>>>

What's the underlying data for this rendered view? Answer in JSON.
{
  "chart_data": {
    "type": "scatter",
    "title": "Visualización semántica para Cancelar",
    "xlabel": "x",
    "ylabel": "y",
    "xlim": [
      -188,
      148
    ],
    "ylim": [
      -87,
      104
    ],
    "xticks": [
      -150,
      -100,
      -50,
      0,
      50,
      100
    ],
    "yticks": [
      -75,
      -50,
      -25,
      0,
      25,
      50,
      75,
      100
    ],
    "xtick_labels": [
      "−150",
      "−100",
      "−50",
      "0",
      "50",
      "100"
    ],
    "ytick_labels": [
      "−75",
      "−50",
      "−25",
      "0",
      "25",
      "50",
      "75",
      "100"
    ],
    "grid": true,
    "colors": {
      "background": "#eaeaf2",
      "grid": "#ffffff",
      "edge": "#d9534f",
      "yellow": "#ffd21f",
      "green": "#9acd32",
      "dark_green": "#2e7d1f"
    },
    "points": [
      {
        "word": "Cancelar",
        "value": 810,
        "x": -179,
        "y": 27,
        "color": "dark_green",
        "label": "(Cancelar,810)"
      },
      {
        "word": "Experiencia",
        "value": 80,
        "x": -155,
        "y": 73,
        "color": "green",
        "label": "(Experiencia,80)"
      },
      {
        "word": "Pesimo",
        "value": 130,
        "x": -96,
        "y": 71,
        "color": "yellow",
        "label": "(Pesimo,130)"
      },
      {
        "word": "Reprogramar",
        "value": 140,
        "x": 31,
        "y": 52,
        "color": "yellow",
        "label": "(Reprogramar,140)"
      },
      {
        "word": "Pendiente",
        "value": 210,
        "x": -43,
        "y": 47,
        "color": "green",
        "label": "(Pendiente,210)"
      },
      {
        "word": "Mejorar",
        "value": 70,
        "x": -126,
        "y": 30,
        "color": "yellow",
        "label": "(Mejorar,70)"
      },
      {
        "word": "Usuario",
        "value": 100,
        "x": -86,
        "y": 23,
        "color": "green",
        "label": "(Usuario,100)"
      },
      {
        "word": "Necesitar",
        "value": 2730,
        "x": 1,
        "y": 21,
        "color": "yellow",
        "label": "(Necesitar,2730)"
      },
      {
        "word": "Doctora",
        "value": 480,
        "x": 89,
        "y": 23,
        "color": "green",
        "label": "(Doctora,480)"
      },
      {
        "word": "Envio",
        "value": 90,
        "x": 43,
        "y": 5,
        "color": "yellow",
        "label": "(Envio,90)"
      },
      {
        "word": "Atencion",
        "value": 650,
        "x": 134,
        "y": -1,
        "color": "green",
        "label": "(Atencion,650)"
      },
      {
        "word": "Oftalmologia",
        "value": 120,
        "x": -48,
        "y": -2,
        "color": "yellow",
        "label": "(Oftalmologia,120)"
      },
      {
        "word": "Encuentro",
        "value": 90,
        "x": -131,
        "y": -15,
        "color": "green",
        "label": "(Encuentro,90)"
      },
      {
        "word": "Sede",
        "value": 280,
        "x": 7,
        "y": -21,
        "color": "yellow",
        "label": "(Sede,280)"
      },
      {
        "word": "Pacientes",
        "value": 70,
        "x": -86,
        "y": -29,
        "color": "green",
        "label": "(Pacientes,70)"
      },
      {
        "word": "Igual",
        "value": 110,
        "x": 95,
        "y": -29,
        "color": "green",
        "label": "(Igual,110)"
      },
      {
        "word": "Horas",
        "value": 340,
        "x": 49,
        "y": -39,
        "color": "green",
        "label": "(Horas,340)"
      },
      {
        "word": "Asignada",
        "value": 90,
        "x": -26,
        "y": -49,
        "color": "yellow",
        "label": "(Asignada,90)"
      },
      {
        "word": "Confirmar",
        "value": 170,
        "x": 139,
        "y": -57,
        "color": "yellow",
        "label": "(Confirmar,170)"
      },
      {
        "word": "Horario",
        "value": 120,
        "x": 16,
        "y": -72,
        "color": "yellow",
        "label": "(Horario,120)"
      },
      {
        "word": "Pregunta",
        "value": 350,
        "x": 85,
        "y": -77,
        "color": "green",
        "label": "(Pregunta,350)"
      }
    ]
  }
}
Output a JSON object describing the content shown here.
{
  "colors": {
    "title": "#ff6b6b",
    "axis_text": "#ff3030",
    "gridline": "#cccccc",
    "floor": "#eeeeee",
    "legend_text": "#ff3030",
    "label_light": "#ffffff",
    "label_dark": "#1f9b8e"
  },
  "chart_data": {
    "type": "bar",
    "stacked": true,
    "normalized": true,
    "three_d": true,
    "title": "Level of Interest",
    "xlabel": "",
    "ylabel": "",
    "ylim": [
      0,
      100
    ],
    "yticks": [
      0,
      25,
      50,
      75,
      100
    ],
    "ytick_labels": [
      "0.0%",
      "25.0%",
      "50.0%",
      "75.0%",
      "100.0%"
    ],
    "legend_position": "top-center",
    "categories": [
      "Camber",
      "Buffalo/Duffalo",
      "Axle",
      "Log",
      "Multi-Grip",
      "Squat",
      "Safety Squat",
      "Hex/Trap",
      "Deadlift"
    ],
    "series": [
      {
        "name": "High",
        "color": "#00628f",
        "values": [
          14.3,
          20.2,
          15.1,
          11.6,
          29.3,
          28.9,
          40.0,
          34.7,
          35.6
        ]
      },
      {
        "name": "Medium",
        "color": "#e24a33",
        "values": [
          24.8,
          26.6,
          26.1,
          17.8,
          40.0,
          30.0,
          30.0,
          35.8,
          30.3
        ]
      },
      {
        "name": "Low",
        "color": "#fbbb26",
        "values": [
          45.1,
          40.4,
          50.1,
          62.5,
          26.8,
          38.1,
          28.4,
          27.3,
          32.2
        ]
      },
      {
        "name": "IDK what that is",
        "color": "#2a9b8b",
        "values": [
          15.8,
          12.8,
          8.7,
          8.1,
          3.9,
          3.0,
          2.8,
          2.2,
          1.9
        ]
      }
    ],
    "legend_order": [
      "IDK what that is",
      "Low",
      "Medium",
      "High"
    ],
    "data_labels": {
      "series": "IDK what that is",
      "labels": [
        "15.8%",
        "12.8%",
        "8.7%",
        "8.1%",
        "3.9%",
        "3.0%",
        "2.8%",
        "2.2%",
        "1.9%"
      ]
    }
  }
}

<<<

**Exercise**.
Write the material out exactly, with nothing left out.

**The solution**.
What's the underlying data for this rendered view? Answer in JSON.
{
  "chart_data": {
    "type": "scatter",
    "title": "Visualización semántica para Cancelar",
    "xlabel": "x",
    "ylabel": "y",
    "xlim": [
      -188,
      148
    ],
    "ylim": [
      -87,
      104
    ],
    "xticks": [
      -150,
      -100,
      -50,
      0,
      50,
      100
    ],
    "yticks": [
      -75,
      -50,
      -25,
      0,
      25,
      50,
      75,
      100
    ],
    "xtick_labels": [
      "−150",
      "−100",
      "−50",
      "0",
      "50",
      "100"
    ],
    "ytick_labels": [
      "−75",
      "−50",
      "−25",
      "0",
      "25",
      "50",
      "75",
      "100"
    ],
    "grid": true,
    "colors": {
      "background": "#eaeaf2",
      "grid": "#ffffff",
      "edge": "#d9534f",
      "yellow": "#ffd21f",
      "green": "#9acd32",
      "dark_green": "#2e7d1f"
    },
    "points": [
      {
        "word": "Cancelar",
        "value": 810,
        "x": -179,
        "y": 27,
        "color": "dark_green",
        "label": "(Cancelar,810)"
      },
      {
        "word": "Experiencia",
        "value": 80,
        "x": -155,
        "y": 73,
        "color": "green",
        "label": "(Experiencia,80)"
      },
      {
        "word": "Pesimo",
        "value": 130,
        "x": -96,
        "y": 71,
        "color": "yellow",
        "label": "(Pesimo,130)"
      },
      {
        "word": "Reprogramar",
        "value": 140,
        "x": 31,
        "y": 52,
        "color": "yellow",
        "label": "(Reprogramar,140)"
      },
      {
        "word": "Pendiente",
        "value": 210,
        "x": -43,
        "y": 47,
        "color": "green",
        "label": "(Pendiente,210)"
      },
      {
        "word": "Mejorar",
        "value": 70,
        "x": -126,
        "y": 30,
        "color": "yellow",
        "label": "(Mejorar,70)"
      },
      {
        "word": "Usuario",
        "value": 100,
        "x": -86,
        "y": 23,
        "color": "green",
        "label": "(Usuario,100)"
      },
      {
        "word": "Necesitar",
        "value": 2730,
        "x": 1,
        "y": 21,
        "color": "yellow",
        "label": "(Necesitar,2730)"
      },
      {
        "word": "Doctora",
        "value": 480,
        "x": 89,
        "y": 23,
        "color": "green",
        "label": "(Doctora,480)"
      },
      {
        "word": "Envio",
        "value": 90,
        "x": 43,
        "y": 5,
        "color": "yellow",
        "label": "(Envio,90)"
      },
      {
        "word": "Atencion",
        "value": 650,
        "x": 134,
        "y": -1,
        "color": "green",
        "label": "(Atencion,650)"
      },
      {
        "word": "Oftalmologia",
        "value": 120,
        "x": -48,
        "y": -2,
        "color": "yellow",
        "label": "(Oftalmologia,120)"
      },
      {
        "word": "Encuentro",
        "value": 90,
        "x": -131,
        "y": -15,
        "color": "green",
        "label": "(Encuentro,90)"
      },
      {
        "word": "Sede",
        "value": 280,
        "x": 7,
        "y": -21,
        "color": "yellow",
        "label": "(Sede,280)"
      },
      {
        "word": "Pacientes",
        "value": 70,
        "x": -86,
        "y": -29,
        "color": "green",
        "label": "(Pacientes,70)"
      },
      {
        "word": "Igual",
        "value": 110,
        "x": 95,
        "y": -29,
        "color": "green",
        "label": "(Igual,110)"
      },
      {
        "word": "Horas",
        "value": 340,
        "x": 49,
        "y": -39,
        "color": "green",
        "label": "(Horas,340)"
      },
      {
        "word": "Asignada",
        "value": 90,
        "x": -26,
        "y": -49,
        "color": "yellow",
        "label": "(Asignada,90)"
      },
      {
        "word": "Confirmar",
        "value": 170,
        "x": 139,
        "y": -57,
        "color": "yellow",
        "label": "(Confirmar,170)"
      },
      {
        "word": "Horario",
        "value": 120,
        "x": 16,
        "y": -72,
        "color": "yellow",
        "label": "(Horario,120)"
      },
      {
        "word": "Pregunta",
        "value": 350,
        "x": 85,
        "y": -77,
        "color": "green",
        "label": "(Pregunta,350)"
      }
    ]
  }
}
Output a JSON object describing the content shown here.
{
  "colors": {
    "title": "#ff6b6b",
    "axis_text": "#ff3030",
    "gridline": "#cccccc",
    "floor": "#eeeeee",
    "legend_text": "#ff3030",
    "label_light": "#ffffff",
    "label_dark": "#1f9b8e"
  },
  "chart_data": {
    "type": "bar",
    "stacked": true,
    "normalized": true,
    "three_d": true,
    "title": "Level of Interest",
    "xlabel": "",
    "ylabel": "",
    "ylim": [
      0,
      100
    ],
    "yticks": [
      0,
      25,
      50,
      75,
      100
    ],
    "ytick_labels": [
      "0.0%",
      "25.0%",
      "50.0%",
      "75.0%",
      "100.0%"
    ],
    "legend_position": "top-center",
    "categories": [
      "Camber",
      "Buffalo/Duffalo",
      "Axle",
      "Log",
      "Multi-Grip",
      "Squat",
      "Safety Squat",
      "Hex/Trap",
      "Deadlift"
    ],
    "series": [
      {
        "name": "High",
        "color": "#00628f",
        "values": [
          14.3,
          20.2,
          15.1,
          11.6,
          29.3,
          28.9,
          40.0,
          34.7,
          35.6
        ]
      },
      {
        "name": "Medium",
        "color": "#e24a33",
        "values": [
          24.8,
          26.6,
          26.1,
          17.8,
          40.0,
          30.0,
          30.0,
          35.8,
          30.3
        ]
      },
      {
        "name": "Low",
        "color": "#fbbb26",
        "values": [
          45.1,
          40.4,
          50.1,
          62.5,
          26.8,
          38.1,
          28.4,
          27.3,
          32.2
        ]
      },
      {
        "name": "IDK what that is",
        "color": "#2a9b8b",
        "values": [
          15.8,
          12.8,
          8.7,
          8.1,
          3.9,
          3.0,
          2.8,
          2.2,
          1.9
        ]
      }
    ],
    "legend_order": [
      "IDK what that is",
      "Low",
      "Medium",
      "High"
    ],
    "data_labels": {
      "series": "IDK what that is",
      "labels": [
        "15.8%",
        "12.8%",
        "8.7%",
        "8.1%",
        "3.9%",
        "3.0%",
        "2.8%",
        "2.2%",
        "1.9%"
      ]
    }
  }
}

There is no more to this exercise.